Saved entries
◆ ◆ ◆ ◆

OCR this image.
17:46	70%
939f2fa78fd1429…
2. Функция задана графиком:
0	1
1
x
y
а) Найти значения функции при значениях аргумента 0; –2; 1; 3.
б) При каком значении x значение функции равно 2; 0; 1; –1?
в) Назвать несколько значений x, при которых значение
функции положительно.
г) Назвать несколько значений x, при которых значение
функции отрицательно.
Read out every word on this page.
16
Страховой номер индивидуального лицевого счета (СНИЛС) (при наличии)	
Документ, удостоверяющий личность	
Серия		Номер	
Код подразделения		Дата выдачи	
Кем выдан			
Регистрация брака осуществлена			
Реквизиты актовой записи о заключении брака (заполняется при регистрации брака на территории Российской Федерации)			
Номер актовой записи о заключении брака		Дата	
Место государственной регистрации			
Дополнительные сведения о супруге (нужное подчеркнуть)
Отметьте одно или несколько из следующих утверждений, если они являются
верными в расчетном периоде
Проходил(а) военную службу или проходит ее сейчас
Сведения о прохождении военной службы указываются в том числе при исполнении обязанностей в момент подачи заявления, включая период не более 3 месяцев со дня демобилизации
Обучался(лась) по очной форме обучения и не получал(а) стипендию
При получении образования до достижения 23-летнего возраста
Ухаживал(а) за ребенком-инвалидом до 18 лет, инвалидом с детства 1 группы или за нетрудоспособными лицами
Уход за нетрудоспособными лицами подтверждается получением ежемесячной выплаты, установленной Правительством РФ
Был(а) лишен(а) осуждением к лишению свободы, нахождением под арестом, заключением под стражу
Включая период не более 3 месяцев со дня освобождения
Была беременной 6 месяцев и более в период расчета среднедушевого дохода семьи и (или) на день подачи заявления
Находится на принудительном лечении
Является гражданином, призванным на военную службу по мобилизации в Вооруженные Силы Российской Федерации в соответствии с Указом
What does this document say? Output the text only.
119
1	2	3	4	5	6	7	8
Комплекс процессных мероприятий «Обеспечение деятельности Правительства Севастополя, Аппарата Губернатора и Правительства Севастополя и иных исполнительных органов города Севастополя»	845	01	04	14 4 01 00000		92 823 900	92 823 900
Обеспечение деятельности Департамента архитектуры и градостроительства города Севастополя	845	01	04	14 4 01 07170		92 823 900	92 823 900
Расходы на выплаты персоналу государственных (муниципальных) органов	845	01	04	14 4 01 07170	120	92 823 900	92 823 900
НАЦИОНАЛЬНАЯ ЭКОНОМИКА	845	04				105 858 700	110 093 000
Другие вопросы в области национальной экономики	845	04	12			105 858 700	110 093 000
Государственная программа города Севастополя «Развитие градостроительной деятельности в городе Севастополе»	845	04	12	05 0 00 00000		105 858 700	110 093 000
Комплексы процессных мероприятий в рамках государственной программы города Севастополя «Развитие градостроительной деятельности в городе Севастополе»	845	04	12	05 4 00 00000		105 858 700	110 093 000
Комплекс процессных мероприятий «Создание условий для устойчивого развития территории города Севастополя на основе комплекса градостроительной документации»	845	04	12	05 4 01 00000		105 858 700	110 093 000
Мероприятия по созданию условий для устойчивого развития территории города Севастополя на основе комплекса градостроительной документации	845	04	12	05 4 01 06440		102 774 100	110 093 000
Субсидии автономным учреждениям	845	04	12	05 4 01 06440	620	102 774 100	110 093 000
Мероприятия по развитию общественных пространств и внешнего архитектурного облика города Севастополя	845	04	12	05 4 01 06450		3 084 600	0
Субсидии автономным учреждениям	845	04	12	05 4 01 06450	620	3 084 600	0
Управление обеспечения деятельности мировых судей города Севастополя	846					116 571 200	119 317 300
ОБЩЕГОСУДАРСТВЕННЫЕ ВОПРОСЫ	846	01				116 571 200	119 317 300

◆ ◆ ◆ ◆

Set every line of the listing down word for word.

OCR this image.
17:46	70%
939f2fa78fd1429…
2. Функция задана графиком:
0	1
1
x
y
а) Найти значения функции при значениях аргумента 0; –2; 1; 3.
б) При каком значении x значение функции равно 2; 0; 1; –1?
в) Назвать несколько значений x, при которых значение
функции положительно.
г) Назвать несколько значений x, при которых значение
функции отрицательно.
Read out every word on this page.
16
Страховой номер индивидуального лицевого счета (СНИЛС) (при наличии)	
Документ, удостоверяющий личность	
Серия		Номер	
Код подразделения		Дата выдачи	
Кем выдан			
Регистрация брака осуществлена			
Реквизиты актовой записи о заключении брака (заполняется при регистрации брака на территории Российской Федерации)			
Номер актовой записи о заключении брака		Дата	
Место государственной регистрации			
Дополнительные сведения о супруге (нужное подчеркнуть)
Отметьте одно или несколько из следующих утверждений, если они являются
верными в расчетном периоде
Проходил(а) военную службу или проходит ее сейчас
Сведения о прохождении военной службы указываются в том числе при исполнении обязанностей в момент подачи заявления, включая период не более 3 месяцев со дня демобилизации
Обучался(лась) по очной форме обучения и не получал(а) стипендию
При получении образования до достижения 23-летнего возраста
Ухаживал(а) за ребенком-инвалидом до 18 лет, инвалидом с детства 1 группы или за нетрудоспособными лицами
Уход за нетрудоспособными лицами подтверждается получением ежемесячной выплаты, установленной Правительством РФ
Был(а) лишен(а) осуждением к лишению свободы, нахождением под арестом, заключением под стражу
Включая период не более 3 месяцев со дня освобождения
Была беременной 6 месяцев и более в период расчета среднедушевого дохода семьи и (или) на день подачи заявления
Находится на принудительном лечении
Является гражданином, призванным на военную службу по мобилизации в Вооруженные Силы Российской Федерации в соответствии с Указом
What does this document say? Output the text only.
119
1	2	3	4	5	6	7	8
Комплекс процессных мероприятий «Обеспечение деятельности Правительства Севастополя, Аппарата Губернатора и Правительства Севастополя и иных исполнительных органов города Севастополя»	845	01	04	14 4 01 00000		92 823 900	92 823 900
Обеспечение деятельности Департамента архитектуры и градостроительства города Севастополя	845	01	04	14 4 01 07170		92 823 900	92 823 900
Расходы на выплаты персоналу государственных (муниципальных) органов	845	01	04	14 4 01 07170	120	92 823 900	92 823 900
НАЦИОНАЛЬНАЯ ЭКОНОМИКА	845	04				105 858 700	110 093 000
Другие вопросы в области национальной экономики	845	04	12			105 858 700	110 093 000
Государственная программа города Севастополя «Развитие градостроительной деятельности в городе Севастополе»	845	04	12	05 0 00 00000		105 858 700	110 093 000
Комплексы процессных мероприятий в рамках государственной программы города Севастополя «Развитие градостроительной деятельности в городе Севастополе»	845	04	12	05 4 00 00000		105 858 700	110 093 000
Комплекс процессных мероприятий «Создание условий для устойчивого развития территории города Севастополя на основе комплекса градостроительной документации»	845	04	12	05 4 01 00000		105 858 700	110 093 000
Мероприятия по созданию условий для устойчивого развития территории города Севастополя на основе комплекса градостроительной документации	845	04	12	05 4 01 06440		102 774 100	110 093 000
Субсидии автономным учреждениям	845	04	12	05 4 01 06440	620	102 774 100	110 093 000
Мероприятия по развитию общественных пространств и внешнего архитектурного облика города Севастополя	845	04	12	05 4 01 06450		3 084 600	0
Субсидии автономным учреждениям	845	04	12	05 4 01 06450	620	3 084 600	0
Управление обеспечения деятельности мировых судей города Севастополя	846					116 571 200	119 317 300
ОБЩЕГОСУДАРСТВЕННЫЕ ВОПРОСЫ	846	01				116 571 200	119 317 300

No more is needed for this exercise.